Reproduce all the entries exactly.

(Data items)
┄┄┄┄┄┄┄┄┄┄

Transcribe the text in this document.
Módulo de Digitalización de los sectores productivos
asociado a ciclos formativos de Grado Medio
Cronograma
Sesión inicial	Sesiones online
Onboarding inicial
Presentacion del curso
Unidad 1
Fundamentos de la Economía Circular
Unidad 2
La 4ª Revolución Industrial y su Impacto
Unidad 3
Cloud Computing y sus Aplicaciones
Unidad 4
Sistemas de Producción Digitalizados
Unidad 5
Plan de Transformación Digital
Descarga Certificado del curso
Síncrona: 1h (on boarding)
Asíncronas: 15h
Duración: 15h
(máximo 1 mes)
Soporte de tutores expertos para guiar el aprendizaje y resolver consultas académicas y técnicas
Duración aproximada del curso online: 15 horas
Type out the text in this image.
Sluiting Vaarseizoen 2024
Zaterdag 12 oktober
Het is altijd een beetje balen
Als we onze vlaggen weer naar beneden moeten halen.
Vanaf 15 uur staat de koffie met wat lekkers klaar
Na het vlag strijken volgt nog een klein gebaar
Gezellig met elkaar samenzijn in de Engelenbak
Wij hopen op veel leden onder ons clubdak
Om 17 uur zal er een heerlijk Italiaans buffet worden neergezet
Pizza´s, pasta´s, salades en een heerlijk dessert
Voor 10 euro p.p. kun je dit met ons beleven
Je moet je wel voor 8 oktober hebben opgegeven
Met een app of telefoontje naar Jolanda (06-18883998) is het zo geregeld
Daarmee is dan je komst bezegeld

┄┄┄┄┄┄┄┄┄┄

Task response:
Transcribe the text in this document.
Módulo de Digitalización de los sectores productivos
asociado a ciclos formativos de Grado Medio
Cronograma
Sesión inicial	Sesiones online
Onboarding inicial
Presentacion del curso
Unidad 1
Fundamentos de la Economía Circular
Unidad 2
La 4ª Revolución Industrial y su Impacto
Unidad 3
Cloud Computing y sus Aplicaciones
Unidad 4
Sistemas de Producción Digitalizados
Unidad 5
Plan de Transformación Digital
Descarga Certificado del curso
Síncrona: 1h (on boarding)
Asíncronas: 15h
Duración: 15h
(máximo 1 mes)
Soporte de tutores expertos para guiar el aprendizaje y resolver consultas académicas y técnicas
Duración aproximada del curso online: 15 horas
Type out the text in this image.
Sluiting Vaarseizoen 2024
Zaterdag 12 oktober
Het is altijd een beetje balen
Als we onze vlaggen weer naar beneden moeten halen.
Vanaf 15 uur staat de koffie met wat lekkers klaar
Na het vlag strijken volgt nog een klein gebaar
Gezellig met elkaar samenzijn in de Engelenbak
Wij hopen op veel leden onder ons clubdak
Om 17 uur zal er een heerlijk Italiaans buffet worden neergezet
Pizza´s, pasta´s, salades en een heerlijk dessert
Voor 10 euro p.p. kun je dit met ons beleven
Je moet je wel voor 8 oktober hebben opgegeven
Met een app of telefoontje naar Jolanda (06-18883998) is het zo geregeld
Daarmee is dan je komst bezegeld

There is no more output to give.